I’m something of a rare bird. According to Wikipedia, through the 2018 election cycle, just 16 openly transgender people have been elected to office in the United States. Although we’ve had one major party candidate who was transgender, and a handful of candidates for office, there’s just one state legislator (Danica Roem of Virginia). All the rest are at the local level.

I was first elected as a county commissioner in Lincoln County, Oregon in 2004, and have been reelected three times since. In all three of those elections, I won with 60 percent of the vote or more. It’s a full-time job with both policy and management responsibilities. We have about 500 people on our payroll and an annual budget that tops $100 million.

I’m known for being on the liberal/progressive side. My focus issues have always been around marginalized populations: children, seniors, people living in poverty and without shelter, people dealing with mental illness and addictions, and the LGBTQ community.

When I went public as a transgender woman almost two years ago, there was only a tiny amount of pushback. This county leans toward progressive politics, but even the conservatives I know are old school live and let live types who want smaller government and want to leave people’s personal lives alone.

I can’t say this with certainty, but I believe I’m the only elected official to transition on the job. The other 16 all had done so prior to running for office. Although I never planned it that way, I may be a very minor historical footnote.

DATA PROVIDED —
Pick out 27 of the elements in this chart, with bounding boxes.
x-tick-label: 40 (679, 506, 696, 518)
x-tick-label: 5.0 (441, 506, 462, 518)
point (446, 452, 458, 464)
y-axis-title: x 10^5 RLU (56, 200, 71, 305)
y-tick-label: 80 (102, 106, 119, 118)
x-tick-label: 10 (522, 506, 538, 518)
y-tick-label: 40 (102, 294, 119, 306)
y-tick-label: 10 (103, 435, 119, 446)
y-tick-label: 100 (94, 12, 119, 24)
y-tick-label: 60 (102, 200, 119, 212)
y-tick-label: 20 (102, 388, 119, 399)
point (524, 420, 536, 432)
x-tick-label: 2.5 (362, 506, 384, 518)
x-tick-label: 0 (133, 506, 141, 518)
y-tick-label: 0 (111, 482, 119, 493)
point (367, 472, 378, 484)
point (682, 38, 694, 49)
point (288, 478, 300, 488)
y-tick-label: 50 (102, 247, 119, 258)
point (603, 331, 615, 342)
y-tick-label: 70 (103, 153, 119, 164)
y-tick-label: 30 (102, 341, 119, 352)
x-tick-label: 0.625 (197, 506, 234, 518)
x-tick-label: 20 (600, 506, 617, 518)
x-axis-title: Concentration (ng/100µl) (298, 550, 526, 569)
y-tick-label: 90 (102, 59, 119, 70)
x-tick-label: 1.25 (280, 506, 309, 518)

PROBLEMS TO SOLVE —
A - In the passage about serving as an openly transgender county commissioner, translate this sentence into Spanish: "It’s a full-time job with both policy and management responsibilities."
B - Pick up the essay about serving as an openly transgender county commissioner after its last sentence and write what comes next.

PER-TASK ANSWERS —
A - Es un trabajo de tiempo completo con responsabilidades tanto de formulación de políticas como de gestión.

B -
I’m now running for a fifth term. I’ve had two people file to oppose me in the nonpartisan primary coming up in May as of this writing, and there’s still a week left for people to jump in. Neither of my opponents has any prior political experience and I’m hoping for and expecting the best. The response to my announcement of candidacy has mostly been very positive and affirming, but as I suspected, it’s brought a few transphobes slithering out from under the rocks.

There have been social media comments like this gem: “Is this a man or what?” I really scratched my head when I opened an envelope sent to my office, anonymously, of course. Someone had torn the article about my filing out of the local paper, and in red and black sharpie written across it: “Sorry (deadname), but despite all the makeup and dresses, you still look like the man that you are.” I understand the fear and hatred that drives cowards like this, but it’s still sad.

Before I went public, a couple of friends expressed fears that living my truth might cost me my job. If I lose, I will be an unemployed 61-year-old trans woman, and yeah, that’s a little scary. But win or lose, I will never regret living my truth. . .I’m only sorry I didn’t do it years earlier.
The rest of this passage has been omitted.